- **PROVIDED RECORDS**
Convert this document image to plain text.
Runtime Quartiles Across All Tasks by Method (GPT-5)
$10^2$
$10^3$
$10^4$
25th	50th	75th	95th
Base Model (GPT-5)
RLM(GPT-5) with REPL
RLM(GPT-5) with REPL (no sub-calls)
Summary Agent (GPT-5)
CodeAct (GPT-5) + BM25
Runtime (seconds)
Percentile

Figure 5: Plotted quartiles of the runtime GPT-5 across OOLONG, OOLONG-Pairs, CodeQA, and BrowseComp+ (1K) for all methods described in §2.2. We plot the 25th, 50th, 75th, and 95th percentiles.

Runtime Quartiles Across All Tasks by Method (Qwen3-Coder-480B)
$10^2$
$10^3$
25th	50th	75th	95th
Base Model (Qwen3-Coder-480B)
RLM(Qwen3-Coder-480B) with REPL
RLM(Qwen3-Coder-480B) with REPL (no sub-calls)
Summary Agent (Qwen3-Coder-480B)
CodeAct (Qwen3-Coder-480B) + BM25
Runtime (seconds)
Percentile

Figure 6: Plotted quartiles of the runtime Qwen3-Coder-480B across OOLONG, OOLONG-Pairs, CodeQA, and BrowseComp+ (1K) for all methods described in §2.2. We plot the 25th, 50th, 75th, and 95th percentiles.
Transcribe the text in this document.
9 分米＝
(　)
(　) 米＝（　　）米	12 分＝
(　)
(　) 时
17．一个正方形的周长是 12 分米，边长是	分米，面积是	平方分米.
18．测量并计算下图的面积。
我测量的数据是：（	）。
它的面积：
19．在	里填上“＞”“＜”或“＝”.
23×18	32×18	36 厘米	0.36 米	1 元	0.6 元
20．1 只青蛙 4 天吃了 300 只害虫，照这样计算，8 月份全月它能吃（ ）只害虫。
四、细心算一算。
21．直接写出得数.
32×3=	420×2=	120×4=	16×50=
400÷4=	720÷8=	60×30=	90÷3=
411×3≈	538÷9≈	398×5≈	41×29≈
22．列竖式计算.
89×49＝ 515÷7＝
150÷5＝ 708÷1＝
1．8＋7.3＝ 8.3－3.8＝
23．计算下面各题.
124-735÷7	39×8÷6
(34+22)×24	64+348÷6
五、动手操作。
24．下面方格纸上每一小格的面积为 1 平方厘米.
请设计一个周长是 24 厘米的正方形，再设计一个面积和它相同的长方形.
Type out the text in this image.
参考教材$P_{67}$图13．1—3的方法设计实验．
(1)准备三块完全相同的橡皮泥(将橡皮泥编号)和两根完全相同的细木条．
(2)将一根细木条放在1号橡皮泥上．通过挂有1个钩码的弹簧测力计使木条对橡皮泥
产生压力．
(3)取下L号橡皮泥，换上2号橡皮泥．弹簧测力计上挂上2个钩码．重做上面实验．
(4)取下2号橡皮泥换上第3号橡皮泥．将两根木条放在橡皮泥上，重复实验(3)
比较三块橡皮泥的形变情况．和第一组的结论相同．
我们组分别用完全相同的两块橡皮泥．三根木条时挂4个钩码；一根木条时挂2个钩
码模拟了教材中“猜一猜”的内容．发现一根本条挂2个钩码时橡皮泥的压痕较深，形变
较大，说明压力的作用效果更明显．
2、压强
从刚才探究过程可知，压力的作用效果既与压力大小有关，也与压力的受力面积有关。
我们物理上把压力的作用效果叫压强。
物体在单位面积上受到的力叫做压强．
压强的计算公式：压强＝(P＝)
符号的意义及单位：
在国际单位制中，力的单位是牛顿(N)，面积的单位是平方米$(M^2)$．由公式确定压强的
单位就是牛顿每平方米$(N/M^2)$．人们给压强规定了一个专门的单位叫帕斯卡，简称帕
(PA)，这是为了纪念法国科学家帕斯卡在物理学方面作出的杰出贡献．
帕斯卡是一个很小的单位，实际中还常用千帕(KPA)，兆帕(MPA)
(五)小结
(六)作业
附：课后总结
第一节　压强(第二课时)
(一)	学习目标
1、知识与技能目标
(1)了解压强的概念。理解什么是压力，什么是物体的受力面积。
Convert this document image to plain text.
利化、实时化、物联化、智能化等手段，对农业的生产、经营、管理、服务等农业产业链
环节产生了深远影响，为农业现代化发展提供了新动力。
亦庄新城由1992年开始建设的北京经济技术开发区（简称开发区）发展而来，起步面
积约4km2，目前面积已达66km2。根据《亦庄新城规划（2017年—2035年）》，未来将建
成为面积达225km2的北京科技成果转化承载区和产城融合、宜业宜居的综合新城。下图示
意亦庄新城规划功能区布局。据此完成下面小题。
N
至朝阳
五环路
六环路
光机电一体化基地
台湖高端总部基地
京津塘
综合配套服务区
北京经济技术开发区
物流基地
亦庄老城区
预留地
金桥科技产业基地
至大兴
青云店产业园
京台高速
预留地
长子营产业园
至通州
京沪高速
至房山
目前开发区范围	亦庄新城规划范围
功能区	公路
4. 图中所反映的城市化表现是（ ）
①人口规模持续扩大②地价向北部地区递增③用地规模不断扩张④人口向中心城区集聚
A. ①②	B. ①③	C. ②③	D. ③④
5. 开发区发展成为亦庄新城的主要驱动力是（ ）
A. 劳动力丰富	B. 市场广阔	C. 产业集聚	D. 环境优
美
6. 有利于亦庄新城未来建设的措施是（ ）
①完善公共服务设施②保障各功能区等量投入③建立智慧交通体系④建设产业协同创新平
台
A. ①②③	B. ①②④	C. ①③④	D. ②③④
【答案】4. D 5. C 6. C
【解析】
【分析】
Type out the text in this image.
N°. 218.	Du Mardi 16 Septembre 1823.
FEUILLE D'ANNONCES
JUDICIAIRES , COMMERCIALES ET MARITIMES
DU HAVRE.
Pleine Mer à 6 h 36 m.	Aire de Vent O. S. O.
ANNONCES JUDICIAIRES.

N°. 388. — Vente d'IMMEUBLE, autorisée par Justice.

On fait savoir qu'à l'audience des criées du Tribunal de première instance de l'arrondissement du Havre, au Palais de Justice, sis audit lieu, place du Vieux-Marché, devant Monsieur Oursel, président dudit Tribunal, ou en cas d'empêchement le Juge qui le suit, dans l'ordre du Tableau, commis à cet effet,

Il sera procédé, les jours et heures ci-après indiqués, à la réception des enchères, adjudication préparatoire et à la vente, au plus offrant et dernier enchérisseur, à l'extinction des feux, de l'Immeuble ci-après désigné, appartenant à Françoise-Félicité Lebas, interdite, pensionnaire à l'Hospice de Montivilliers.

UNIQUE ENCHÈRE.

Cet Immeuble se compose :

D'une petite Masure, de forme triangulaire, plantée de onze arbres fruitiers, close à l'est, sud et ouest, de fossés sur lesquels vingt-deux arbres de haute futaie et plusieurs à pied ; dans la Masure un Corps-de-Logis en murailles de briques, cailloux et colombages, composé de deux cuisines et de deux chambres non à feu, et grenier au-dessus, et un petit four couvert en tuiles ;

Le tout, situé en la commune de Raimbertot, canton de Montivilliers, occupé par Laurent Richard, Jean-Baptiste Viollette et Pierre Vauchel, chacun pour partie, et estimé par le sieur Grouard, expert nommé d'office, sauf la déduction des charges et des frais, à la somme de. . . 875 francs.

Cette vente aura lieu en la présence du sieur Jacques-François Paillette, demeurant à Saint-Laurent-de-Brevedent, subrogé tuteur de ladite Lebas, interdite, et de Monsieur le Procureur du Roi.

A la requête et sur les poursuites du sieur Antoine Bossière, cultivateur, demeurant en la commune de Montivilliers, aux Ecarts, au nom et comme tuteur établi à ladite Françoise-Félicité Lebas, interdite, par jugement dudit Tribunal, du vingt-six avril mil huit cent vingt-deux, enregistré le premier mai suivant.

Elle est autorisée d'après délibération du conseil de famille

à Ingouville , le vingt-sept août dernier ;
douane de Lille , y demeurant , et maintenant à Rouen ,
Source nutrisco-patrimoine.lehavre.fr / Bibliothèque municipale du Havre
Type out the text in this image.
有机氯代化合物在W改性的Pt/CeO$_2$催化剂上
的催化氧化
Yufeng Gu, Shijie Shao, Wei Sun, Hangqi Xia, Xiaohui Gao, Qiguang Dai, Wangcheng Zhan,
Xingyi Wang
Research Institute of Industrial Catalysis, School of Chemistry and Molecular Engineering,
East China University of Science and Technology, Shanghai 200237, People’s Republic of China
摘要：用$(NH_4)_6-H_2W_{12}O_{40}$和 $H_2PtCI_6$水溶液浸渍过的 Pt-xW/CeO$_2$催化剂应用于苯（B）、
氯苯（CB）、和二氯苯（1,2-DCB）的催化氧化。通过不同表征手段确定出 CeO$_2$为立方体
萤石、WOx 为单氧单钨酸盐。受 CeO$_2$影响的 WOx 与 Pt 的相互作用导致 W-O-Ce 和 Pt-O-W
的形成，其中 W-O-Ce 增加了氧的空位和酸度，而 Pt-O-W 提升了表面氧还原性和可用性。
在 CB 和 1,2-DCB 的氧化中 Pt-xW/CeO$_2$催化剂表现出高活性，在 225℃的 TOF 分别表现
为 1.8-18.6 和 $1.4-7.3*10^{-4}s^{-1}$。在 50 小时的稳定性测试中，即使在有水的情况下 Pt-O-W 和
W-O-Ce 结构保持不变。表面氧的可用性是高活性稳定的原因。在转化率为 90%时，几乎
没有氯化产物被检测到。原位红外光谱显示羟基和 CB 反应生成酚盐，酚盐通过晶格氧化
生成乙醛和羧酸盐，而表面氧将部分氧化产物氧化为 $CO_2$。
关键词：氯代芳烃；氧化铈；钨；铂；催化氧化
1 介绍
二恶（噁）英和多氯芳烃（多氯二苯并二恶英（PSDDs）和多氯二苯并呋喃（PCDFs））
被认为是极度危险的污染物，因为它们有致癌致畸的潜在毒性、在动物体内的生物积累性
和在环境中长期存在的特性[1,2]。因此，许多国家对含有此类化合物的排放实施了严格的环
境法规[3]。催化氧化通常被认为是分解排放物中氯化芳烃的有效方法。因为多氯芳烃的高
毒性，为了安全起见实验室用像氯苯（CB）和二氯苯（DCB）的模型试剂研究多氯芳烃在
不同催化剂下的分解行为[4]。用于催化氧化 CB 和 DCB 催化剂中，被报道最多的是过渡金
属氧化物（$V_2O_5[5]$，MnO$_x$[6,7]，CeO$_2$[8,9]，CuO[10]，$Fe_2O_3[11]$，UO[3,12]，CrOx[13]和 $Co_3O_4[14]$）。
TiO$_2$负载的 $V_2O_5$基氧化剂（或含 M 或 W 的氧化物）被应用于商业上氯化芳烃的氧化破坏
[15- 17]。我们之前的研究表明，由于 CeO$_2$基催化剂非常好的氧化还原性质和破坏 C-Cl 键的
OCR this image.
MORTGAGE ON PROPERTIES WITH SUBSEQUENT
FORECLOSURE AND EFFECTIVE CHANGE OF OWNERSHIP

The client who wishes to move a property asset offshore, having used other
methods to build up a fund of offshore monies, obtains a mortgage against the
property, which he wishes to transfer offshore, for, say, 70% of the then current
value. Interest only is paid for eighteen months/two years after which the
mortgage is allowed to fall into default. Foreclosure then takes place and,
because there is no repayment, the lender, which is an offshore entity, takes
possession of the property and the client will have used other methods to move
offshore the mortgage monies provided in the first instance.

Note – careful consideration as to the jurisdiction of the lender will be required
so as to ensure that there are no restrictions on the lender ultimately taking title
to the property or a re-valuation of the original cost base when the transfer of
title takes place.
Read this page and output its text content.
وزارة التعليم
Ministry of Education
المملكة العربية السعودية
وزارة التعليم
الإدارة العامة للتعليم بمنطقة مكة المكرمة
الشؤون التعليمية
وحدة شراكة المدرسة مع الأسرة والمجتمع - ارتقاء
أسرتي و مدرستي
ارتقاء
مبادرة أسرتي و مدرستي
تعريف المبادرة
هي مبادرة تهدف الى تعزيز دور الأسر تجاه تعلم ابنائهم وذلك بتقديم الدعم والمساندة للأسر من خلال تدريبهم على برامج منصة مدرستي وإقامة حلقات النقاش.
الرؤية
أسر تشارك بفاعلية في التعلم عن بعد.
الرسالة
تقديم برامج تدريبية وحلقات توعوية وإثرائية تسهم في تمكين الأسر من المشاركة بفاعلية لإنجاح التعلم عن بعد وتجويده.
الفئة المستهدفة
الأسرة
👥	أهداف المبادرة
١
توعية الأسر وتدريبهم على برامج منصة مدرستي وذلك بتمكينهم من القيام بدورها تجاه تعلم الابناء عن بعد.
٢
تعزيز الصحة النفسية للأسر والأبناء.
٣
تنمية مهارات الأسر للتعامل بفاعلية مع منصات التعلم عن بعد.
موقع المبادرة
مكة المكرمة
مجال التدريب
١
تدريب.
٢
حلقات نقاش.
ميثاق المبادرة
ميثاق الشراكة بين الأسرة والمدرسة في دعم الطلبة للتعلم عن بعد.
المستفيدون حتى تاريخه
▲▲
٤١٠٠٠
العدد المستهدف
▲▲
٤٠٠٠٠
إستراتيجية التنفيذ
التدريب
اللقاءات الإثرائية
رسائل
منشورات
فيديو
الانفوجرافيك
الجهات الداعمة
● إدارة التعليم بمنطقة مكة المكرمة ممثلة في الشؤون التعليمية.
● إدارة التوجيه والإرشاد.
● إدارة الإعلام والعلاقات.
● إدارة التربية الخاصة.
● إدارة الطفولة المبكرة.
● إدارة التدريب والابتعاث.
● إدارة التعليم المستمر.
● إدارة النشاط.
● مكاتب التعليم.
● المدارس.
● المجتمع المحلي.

- **OBJECTIVE**
Select the lines from the entries that include the word "JUDICIAIRES".

- **RESPONSE TO THE TASK**
JUDICIAIRES , COMMERCIALES ET MARITIMES
ANNONCES JUDICIAIRES.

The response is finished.